Exercise – Take the entries below and reproduce them word for word.

[Stored items from a collection]
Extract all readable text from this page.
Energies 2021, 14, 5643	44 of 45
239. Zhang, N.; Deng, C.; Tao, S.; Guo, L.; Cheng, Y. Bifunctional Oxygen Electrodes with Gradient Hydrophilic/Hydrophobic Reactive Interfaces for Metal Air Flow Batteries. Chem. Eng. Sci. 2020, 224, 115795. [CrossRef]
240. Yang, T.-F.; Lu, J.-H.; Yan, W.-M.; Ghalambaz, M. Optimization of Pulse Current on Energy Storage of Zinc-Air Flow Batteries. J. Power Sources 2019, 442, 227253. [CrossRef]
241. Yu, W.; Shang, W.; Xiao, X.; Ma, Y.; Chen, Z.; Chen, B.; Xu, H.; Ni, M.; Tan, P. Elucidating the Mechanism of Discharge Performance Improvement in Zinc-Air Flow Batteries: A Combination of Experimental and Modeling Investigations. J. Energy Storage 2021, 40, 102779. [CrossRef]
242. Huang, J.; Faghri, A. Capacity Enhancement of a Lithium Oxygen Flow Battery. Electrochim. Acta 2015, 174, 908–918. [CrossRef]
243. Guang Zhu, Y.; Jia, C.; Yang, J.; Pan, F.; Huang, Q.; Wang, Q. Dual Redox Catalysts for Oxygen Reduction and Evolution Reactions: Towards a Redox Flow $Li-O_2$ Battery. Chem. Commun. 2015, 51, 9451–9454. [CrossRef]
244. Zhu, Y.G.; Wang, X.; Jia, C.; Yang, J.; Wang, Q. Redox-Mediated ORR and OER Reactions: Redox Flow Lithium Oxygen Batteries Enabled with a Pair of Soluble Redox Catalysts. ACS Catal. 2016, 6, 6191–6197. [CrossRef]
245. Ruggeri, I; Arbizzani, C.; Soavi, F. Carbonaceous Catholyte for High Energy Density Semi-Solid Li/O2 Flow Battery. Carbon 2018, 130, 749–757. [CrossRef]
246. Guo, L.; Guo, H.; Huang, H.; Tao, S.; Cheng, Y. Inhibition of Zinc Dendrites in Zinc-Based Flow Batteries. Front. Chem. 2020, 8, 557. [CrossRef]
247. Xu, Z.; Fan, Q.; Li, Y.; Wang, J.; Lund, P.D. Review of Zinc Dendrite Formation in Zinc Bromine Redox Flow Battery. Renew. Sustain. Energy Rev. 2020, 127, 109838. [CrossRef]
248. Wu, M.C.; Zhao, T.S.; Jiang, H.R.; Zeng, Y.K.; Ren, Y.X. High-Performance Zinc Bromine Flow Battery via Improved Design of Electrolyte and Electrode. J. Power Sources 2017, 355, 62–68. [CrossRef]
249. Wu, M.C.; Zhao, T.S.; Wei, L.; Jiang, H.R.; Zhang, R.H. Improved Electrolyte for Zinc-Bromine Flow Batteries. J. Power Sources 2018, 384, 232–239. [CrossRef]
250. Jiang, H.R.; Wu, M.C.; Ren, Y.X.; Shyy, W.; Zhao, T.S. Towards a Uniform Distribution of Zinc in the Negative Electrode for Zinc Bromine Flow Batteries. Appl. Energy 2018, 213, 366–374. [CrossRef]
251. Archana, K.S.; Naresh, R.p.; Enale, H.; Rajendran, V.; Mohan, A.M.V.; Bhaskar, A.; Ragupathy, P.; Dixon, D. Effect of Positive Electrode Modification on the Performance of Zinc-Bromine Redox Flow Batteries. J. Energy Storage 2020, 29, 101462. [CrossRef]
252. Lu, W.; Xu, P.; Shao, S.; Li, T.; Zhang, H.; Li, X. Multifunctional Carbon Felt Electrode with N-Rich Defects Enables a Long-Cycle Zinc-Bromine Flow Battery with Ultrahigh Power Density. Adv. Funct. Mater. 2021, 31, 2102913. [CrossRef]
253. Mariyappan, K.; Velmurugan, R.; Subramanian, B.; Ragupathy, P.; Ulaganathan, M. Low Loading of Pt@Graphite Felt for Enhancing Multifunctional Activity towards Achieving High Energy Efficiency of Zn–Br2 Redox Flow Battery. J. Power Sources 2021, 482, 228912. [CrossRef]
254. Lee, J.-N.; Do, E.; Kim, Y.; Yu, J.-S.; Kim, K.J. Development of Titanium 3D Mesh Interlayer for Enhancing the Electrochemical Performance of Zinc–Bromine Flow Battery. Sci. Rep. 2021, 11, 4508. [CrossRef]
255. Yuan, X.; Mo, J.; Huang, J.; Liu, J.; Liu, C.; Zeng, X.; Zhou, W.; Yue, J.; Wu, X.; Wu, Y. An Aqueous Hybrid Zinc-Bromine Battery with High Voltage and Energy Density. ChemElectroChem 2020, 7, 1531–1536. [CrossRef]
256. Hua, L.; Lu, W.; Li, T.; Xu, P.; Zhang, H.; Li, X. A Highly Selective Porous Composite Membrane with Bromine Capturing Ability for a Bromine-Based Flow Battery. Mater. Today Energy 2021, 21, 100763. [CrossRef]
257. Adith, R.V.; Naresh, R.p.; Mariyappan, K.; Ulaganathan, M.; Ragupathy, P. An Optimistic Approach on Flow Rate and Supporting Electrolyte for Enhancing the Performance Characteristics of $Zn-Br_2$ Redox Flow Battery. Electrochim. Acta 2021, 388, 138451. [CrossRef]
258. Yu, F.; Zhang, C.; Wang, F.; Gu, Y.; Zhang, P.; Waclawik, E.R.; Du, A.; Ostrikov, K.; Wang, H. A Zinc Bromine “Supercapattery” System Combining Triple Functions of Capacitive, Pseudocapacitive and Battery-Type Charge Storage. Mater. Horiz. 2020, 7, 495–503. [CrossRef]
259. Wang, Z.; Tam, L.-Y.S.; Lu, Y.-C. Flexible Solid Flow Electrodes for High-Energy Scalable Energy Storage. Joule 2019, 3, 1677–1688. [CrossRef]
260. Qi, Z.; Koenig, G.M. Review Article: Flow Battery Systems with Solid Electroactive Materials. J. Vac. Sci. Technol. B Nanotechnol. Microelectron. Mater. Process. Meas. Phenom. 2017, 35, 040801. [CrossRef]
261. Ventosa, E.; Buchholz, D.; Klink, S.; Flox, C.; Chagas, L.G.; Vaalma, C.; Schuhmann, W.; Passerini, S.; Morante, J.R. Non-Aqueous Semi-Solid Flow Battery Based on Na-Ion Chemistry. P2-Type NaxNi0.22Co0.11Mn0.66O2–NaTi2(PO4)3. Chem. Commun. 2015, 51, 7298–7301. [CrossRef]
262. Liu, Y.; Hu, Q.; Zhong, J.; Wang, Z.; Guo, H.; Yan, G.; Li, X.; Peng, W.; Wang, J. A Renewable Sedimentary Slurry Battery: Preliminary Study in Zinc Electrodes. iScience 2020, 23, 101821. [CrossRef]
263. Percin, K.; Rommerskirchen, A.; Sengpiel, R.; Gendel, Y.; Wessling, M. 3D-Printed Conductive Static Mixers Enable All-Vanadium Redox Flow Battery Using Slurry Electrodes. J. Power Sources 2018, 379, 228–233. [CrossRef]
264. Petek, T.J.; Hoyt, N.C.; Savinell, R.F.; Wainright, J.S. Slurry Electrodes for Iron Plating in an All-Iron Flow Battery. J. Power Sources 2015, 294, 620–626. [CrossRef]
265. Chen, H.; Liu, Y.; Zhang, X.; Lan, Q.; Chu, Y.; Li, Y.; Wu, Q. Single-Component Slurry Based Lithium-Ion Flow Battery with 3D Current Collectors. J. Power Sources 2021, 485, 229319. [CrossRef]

Worked solution –
Extract all readable text from this page.
Energies 2021, 14, 5643	44 of 45
239. Zhang, N.; Deng, C.; Tao, S.; Guo, L.; Cheng, Y. Bifunctional Oxygen Electrodes with Gradient Hydrophilic/Hydrophobic Reactive Interfaces for Metal Air Flow Batteries. Chem. Eng. Sci. 2020, 224, 115795. [CrossRef]
240. Yang, T.-F.; Lu, J.-H.; Yan, W.-M.; Ghalambaz, M. Optimization of Pulse Current on Energy Storage of Zinc-Air Flow Batteries. J. Power Sources 2019, 442, 227253. [CrossRef]
241. Yu, W.; Shang, W.; Xiao, X.; Ma, Y.; Chen, Z.; Chen, B.; Xu, H.; Ni, M.; Tan, P. Elucidating the Mechanism of Discharge Performance Improvement in Zinc-Air Flow Batteries: A Combination of Experimental and Modeling Investigations. J. Energy Storage 2021, 40, 102779. [CrossRef]
242. Huang, J.; Faghri, A. Capacity Enhancement of a Lithium Oxygen Flow Battery. Electrochim. Acta 2015, 174, 908–918. [CrossRef]
243. Guang Zhu, Y.; Jia, C.; Yang, J.; Pan, F.; Huang, Q.; Wang, Q. Dual Redox Catalysts for Oxygen Reduction and Evolution Reactions: Towards a Redox Flow $Li-O_2$ Battery. Chem. Commun. 2015, 51, 9451–9454. [CrossRef]
244. Zhu, Y.G.; Wang, X.; Jia, C.; Yang, J.; Wang, Q. Redox-Mediated ORR and OER Reactions: Redox Flow Lithium Oxygen Batteries Enabled with a Pair of Soluble Redox Catalysts. ACS Catal. 2016, 6, 6191–6197. [CrossRef]
245. Ruggeri, I; Arbizzani, C.; Soavi, F. Carbonaceous Catholyte for High Energy Density Semi-Solid Li/O2 Flow Battery. Carbon 2018, 130, 749–757. [CrossRef]
246. Guo, L.; Guo, H.; Huang, H.; Tao, S.; Cheng, Y. Inhibition of Zinc Dendrites in Zinc-Based Flow Batteries. Front. Chem. 2020, 8, 557. [CrossRef]
247. Xu, Z.; Fan, Q.; Li, Y.; Wang, J.; Lund, P.D. Review of Zinc Dendrite Formation in Zinc Bromine Redox Flow Battery. Renew. Sustain. Energy Rev. 2020, 127, 109838. [CrossRef]
248. Wu, M.C.; Zhao, T.S.; Jiang, H.R.; Zeng, Y.K.; Ren, Y.X. High-Performance Zinc Bromine Flow Battery via Improved Design of Electrolyte and Electrode. J. Power Sources 2017, 355, 62–68. [CrossRef]
249. Wu, M.C.; Zhao, T.S.; Wei, L.; Jiang, H.R.; Zhang, R.H. Improved Electrolyte for Zinc-Bromine Flow Batteries. J. Power Sources 2018, 384, 232–239. [CrossRef]
250. Jiang, H.R.; Wu, M.C.; Ren, Y.X.; Shyy, W.; Zhao, T.S. Towards a Uniform Distribution of Zinc in the Negative Electrode for Zinc Bromine Flow Batteries. Appl. Energy 2018, 213, 366–374. [CrossRef]
251. Archana, K.S.; Naresh, R.p.; Enale, H.; Rajendran, V.; Mohan, A.M.V.; Bhaskar, A.; Ragupathy, P.; Dixon, D. Effect of Positive Electrode Modification on the Performance of Zinc-Bromine Redox Flow Batteries. J. Energy Storage 2020, 29, 101462. [CrossRef]
252. Lu, W.; Xu, P.; Shao, S.; Li, T.; Zhang, H.; Li, X. Multifunctional Carbon Felt Electrode with N-Rich Defects Enables a Long-Cycle Zinc-Bromine Flow Battery with Ultrahigh Power Density. Adv. Funct. Mater. 2021, 31, 2102913. [CrossRef]
253. Mariyappan, K.; Velmurugan, R.; Subramanian, B.; Ragupathy, P.; Ulaganathan, M. Low Loading of Pt@Graphite Felt for Enhancing Multifunctional Activity towards Achieving High Energy Efficiency of Zn–Br2 Redox Flow Battery. J. Power Sources 2021, 482, 228912. [CrossRef]
254. Lee, J.-N.; Do, E.; Kim, Y.; Yu, J.-S.; Kim, K.J. Development of Titanium 3D Mesh Interlayer for Enhancing the Electrochemical Performance of Zinc–Bromine Flow Battery. Sci. Rep. 2021, 11, 4508. [CrossRef]
255. Yuan, X.; Mo, J.; Huang, J.; Liu, J.; Liu, C.; Zeng, X.; Zhou, W.; Yue, J.; Wu, X.; Wu, Y. An Aqueous Hybrid Zinc-Bromine Battery with High Voltage and Energy Density. ChemElectroChem 2020, 7, 1531–1536. [CrossRef]
256. Hua, L.; Lu, W.; Li, T.; Xu, P.; Zhang, H.; Li, X. A Highly Selective Porous Composite Membrane with Bromine Capturing Ability for a Bromine-Based Flow Battery. Mater. Today Energy 2021, 21, 100763. [CrossRef]
257. Adith, R.V.; Naresh, R.p.; Mariyappan, K.; Ulaganathan, M.; Ragupathy, P. An Optimistic Approach on Flow Rate and Supporting Electrolyte for Enhancing the Performance Characteristics of $Zn-Br_2$ Redox Flow Battery. Electrochim. Acta 2021, 388, 138451. [CrossRef]
258. Yu, F.; Zhang, C.; Wang, F.; Gu, Y.; Zhang, P.; Waclawik, E.R.; Du, A.; Ostrikov, K.; Wang, H. A Zinc Bromine “Supercapattery” System Combining Triple Functions of Capacitive, Pseudocapacitive and Battery-Type Charge Storage. Mater. Horiz. 2020, 7, 495–503. [CrossRef]
259. Wang, Z.; Tam, L.-Y.S.; Lu, Y.-C. Flexible Solid Flow Electrodes for High-Energy Scalable Energy Storage. Joule 2019, 3, 1677–1688. [CrossRef]
260. Qi, Z.; Koenig, G.M. Review Article: Flow Battery Systems with Solid Electroactive Materials. J. Vac. Sci. Technol. B Nanotechnol. Microelectron. Mater. Process. Meas. Phenom. 2017, 35, 040801. [CrossRef]
261. Ventosa, E.; Buchholz, D.; Klink, S.; Flox, C.; Chagas, L.G.; Vaalma, C.; Schuhmann, W.; Passerini, S.; Morante, J.R. Non-Aqueous Semi-Solid Flow Battery Based on Na-Ion Chemistry. P2-Type NaxNi0.22Co0.11Mn0.66O2–NaTi2(PO4)3. Chem. Commun. 2015, 51, 7298–7301. [CrossRef]
262. Liu, Y.; Hu, Q.; Zhong, J.; Wang, Z.; Guo, H.; Yan, G.; Li, X.; Peng, W.; Wang, J. A Renewable Sedimentary Slurry Battery: Preliminary Study in Zinc Electrodes. iScience 2020, 23, 101821. [CrossRef]
263. Percin, K.; Rommerskirchen, A.; Sengpiel, R.; Gendel, Y.; Wessling, M. 3D-Printed Conductive Static Mixers Enable All-Vanadium Redox Flow Battery Using Slurry Electrodes. J. Power Sources 2018, 379, 228–233. [CrossRef]
264. Petek, T.J.; Hoyt, N.C.; Savinell, R.F.; Wainright, J.S. Slurry Electrodes for Iron Plating in an All-Iron Flow Battery. J. Power Sources 2015, 294, 620–626. [CrossRef]
265. Chen, H.; Liu, Y.; Zhang, X.; Lan, Q.; Chu, Y.; Li, Y.; Wu, Q. Single-Component Slurry Based Lithium-Ion Flow Battery with 3D Current Collectors. J. Power Sources 2021, 485, 229319. [CrossRef]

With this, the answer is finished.